SELECTED PASSAGE

>> Begin

Archive for the 'East Africa' Category
January 25th, 2010 by Tom Minney
A new fund is making good progress in raising up to US$55 million to be invested in business start-ups and small and medium enterprises in Kenya, Rwanda, Uganda, and Tanzania. The Fanisi Venture Capital Fund was set up with help from Norwegian Investment Fund for Developing Countries (Norfund) and incorporated in Luxembourg. Norfund is also an investor and a shareholder in the management company, Fanisi Capital Ltd.,,which is majority owned by Nairobi-based Amani Capital Ltd.
Fanisi has raised $40 mln in commitments and expects to reach its goal in the next 12 months. On 22 January, the Internatonal Finance Corporation (www.ifc.org), part of the World Bank group, announced it will invest $7.5 mln.
According to an IFC press release: “The fund plans to make investments between $500,000 and $3 million in a variety of sectors, ranging from manufacturing to technology, helping smaller enterprises and start-ups get the capital they need to create and expand businesses. It also will set up a business services support facility to help pipeline companies overcome technical and governance limitations, pre- and post-investment.”
It quotes Ayisi Makatiani, head of the fund’s investment team and CEO of the fund nabager: “IFC’s early and continued support to the Fanisi team has been extremely helpful, especially for a local and first-time fund management platform.”
IFC’s Gender Programme has agreed to support the business services facility, and IFC’s Rwanda Enterprise Development Programme will provide training support to the fund’s portfolio companies.
Haydee Celaya, IFC Director for Private Equity and Investment Funds, said, “IFC is investing in this local private equity fund that focuses in growing SMEs and startups at a critical time, when the region needs long-term financial and advisory support. The investment also will help build local fund management capacity.”
IFC is currently seeking a capital increase to strengthen its ability to create opportunity for the poor in developing countries—including by investing in private equity funds that target small enterprises in developing markets. Smaller enterprises are responsible for much of the job creation in the East African region.
January 21st, 2010 by Tom Minney
Egypt-based private equity fund Citadel Capital (www.citadelcapital.com) is to open an East African office in Nairobi during January. Citadel says it is independently ranked as Africa’s largest private equity firm, with US$ 8.3 billion in investments under control in 15 industries spanning 12 countries.
Citadel Capital listed for trading on the Egypt Stock Exchange (EGX) under the ticker CCAP.CA from Sunday 6 December 2009. Citadel Capital’s Chairman and Founder Ahmed Heikal said in a press release was not because management were selling, but in order to make it easier for Citadel to raise capital.
The fund plans to invest a further US$ 200-400 million over the coming two years in Kenya, Uganda and Tanzania, The fund is looking for investments in the region, including in agriculture, transport, mining, energy and financial services, including microfinance.
Mr Heikal says the move comes in the wake of investments in Sudan. To date, Citadel Capital’s investments in Sudan cover transport and logistics, financial services, cement, mining, agriculture, and oil and gas. “By the end of 2010, we will have invested more than US$ 900 million in that nation,” Heikal notes.

>> End

REQUIRED WORK
Update the part of the article that begins at the words "January 21st, 2010" and stops after "services, including microfinance." by writing it out with "East African office" replaced by "regional office". The entries are not needed for this work.

[Layout element annotations]
>> Begin

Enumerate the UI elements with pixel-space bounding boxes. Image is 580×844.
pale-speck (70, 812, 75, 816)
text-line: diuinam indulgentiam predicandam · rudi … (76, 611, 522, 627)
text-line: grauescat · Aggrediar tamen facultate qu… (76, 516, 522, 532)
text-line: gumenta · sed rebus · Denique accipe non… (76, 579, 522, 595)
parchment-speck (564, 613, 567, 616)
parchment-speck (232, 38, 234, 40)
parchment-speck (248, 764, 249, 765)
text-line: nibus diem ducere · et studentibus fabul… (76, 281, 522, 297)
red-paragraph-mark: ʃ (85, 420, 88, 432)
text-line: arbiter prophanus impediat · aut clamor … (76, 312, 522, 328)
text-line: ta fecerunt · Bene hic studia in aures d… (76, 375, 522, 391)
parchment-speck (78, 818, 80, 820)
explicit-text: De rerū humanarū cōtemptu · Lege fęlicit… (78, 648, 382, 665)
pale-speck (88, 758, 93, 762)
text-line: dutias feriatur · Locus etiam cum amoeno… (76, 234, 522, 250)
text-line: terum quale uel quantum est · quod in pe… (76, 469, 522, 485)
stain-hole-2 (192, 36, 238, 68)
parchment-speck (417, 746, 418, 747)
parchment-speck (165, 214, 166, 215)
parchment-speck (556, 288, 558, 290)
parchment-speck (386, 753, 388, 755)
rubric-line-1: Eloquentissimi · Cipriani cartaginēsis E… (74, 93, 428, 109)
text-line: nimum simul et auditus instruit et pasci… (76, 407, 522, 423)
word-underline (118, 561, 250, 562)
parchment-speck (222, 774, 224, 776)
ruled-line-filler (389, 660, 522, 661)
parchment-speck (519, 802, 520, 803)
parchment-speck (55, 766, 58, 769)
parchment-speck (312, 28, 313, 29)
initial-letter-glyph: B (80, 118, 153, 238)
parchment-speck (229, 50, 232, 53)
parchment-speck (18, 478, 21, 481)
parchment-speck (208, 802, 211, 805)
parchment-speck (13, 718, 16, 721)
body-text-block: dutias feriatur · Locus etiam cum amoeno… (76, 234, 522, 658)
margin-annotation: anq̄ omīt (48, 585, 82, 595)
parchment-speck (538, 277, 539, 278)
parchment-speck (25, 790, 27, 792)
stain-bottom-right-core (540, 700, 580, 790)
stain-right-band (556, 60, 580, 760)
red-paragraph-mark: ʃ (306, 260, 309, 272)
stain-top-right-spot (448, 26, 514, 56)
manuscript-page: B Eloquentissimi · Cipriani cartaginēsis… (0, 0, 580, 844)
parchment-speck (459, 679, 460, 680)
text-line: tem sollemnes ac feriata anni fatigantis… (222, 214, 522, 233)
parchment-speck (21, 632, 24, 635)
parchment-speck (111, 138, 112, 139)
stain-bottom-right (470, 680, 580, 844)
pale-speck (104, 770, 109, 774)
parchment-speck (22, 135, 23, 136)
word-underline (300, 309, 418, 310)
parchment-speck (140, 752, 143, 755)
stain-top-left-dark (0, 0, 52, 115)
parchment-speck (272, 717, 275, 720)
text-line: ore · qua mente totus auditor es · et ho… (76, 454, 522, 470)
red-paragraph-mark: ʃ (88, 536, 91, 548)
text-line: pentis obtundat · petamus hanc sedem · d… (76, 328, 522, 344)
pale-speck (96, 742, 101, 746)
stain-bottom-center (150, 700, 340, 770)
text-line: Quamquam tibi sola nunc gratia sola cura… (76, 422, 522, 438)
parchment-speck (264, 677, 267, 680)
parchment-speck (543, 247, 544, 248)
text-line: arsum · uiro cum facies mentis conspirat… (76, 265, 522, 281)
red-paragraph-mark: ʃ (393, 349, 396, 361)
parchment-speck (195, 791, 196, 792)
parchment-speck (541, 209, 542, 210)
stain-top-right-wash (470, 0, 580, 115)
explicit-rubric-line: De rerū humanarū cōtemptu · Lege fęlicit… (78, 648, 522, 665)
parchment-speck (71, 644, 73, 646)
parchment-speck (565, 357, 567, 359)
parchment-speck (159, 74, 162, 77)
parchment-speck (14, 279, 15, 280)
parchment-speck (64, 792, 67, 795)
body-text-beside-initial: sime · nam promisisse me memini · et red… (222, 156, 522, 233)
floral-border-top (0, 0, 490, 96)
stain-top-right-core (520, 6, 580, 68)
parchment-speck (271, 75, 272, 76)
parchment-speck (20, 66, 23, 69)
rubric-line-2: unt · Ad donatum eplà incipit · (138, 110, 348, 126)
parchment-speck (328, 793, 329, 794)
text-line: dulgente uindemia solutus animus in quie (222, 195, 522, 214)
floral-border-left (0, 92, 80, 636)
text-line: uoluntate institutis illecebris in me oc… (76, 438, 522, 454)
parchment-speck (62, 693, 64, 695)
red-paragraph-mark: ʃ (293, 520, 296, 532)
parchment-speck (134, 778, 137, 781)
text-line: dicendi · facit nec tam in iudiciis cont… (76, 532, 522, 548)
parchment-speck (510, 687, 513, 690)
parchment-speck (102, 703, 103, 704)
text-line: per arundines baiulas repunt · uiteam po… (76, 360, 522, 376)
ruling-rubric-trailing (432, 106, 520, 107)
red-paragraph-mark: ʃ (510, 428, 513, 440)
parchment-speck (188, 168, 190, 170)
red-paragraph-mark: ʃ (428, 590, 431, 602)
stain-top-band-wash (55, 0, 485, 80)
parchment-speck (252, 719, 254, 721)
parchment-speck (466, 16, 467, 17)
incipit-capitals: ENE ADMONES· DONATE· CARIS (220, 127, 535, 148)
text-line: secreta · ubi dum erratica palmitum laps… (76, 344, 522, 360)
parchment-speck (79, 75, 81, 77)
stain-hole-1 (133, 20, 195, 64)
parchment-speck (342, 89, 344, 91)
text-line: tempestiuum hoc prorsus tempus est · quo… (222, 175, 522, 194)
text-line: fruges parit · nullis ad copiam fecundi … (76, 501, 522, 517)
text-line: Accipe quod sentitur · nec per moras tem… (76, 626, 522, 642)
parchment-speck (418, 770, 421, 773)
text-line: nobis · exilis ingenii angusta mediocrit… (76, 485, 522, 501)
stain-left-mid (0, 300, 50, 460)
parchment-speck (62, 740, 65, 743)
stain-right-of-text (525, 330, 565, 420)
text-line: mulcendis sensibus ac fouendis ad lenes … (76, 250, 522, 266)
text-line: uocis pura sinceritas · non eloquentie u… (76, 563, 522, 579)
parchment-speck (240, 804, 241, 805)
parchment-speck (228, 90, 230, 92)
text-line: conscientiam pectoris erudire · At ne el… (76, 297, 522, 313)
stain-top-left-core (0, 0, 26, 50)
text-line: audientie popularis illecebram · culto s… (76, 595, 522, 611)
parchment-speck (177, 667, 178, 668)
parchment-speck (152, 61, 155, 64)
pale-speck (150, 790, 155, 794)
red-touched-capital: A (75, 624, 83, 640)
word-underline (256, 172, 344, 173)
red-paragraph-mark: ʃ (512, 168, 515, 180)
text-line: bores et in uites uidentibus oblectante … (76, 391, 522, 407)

>> End

FULL ANSWER
January 21st, 2010 by Tom Minney
Egypt-based private equity fund Citadel Capital (www.citadelcapital.com) is to open an regional office in Nairobi during January. Citadel says it is independently ranked as Africa’s largest private equity firm, with US$ 8.3 billion in investments under control in 15 industries spanning 12 countries.
Citadel Capital listed for trading on the Egypt Stock Exchange (EGX) under the ticker CCAP.CA from Sunday 6 December 2009. Citadel Capital’s Chairman and Founder Ahmed Heikal said in a press release was not because management were selling, but in order to make it easier for Citadel to raise capital.
The fund plans to invest a further US$ 200-400 million over the coming two years in Kenya, Uganda and Tanzania, The fund is looking for investments in the region, including in agriculture, transport, mining, energy and financial services, including microfinance.